### DIRECTIONS FOR THIS TASK
Scan the lines below for the string "Australia" and report how many lines contain it, giving only the number.
#### TASK MATERIAL ####
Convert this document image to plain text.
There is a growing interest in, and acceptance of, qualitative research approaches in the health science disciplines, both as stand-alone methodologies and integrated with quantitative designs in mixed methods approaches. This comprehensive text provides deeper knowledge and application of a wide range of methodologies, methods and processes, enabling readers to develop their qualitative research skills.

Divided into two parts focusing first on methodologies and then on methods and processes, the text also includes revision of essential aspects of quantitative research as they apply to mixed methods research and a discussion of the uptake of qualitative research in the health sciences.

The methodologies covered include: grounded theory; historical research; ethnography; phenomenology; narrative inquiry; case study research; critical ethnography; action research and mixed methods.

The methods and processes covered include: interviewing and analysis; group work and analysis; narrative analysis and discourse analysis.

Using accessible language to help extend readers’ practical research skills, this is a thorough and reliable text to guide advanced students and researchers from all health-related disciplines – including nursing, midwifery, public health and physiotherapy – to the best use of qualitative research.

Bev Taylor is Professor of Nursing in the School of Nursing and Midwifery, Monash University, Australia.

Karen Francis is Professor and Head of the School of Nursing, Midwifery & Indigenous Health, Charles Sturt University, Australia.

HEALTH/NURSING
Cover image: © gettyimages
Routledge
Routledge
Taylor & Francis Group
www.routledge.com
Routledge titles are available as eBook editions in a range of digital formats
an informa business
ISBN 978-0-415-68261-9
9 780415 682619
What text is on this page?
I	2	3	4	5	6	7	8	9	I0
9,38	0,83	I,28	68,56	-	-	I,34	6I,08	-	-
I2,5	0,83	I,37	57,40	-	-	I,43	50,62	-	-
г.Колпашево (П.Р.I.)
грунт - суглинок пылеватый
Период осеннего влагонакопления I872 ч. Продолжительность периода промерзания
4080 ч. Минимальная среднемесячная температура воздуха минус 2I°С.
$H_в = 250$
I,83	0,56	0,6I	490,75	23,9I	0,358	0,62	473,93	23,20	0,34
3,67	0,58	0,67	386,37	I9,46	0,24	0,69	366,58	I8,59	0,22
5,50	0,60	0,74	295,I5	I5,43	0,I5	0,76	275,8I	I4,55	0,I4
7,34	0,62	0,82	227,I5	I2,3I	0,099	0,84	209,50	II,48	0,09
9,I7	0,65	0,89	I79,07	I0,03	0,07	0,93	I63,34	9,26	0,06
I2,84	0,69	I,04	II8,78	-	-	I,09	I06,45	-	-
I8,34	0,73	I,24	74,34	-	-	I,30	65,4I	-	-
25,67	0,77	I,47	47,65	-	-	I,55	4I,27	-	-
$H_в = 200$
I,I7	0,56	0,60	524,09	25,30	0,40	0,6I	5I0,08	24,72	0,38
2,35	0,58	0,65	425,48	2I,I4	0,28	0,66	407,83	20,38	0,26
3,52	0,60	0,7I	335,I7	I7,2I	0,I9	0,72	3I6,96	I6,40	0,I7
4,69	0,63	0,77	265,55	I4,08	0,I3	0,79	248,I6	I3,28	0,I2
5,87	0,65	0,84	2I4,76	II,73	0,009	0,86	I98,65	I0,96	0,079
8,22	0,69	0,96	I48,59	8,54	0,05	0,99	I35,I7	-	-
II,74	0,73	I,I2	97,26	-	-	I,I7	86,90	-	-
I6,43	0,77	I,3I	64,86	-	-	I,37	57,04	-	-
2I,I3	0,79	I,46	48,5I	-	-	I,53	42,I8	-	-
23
####
### RESPONSE
2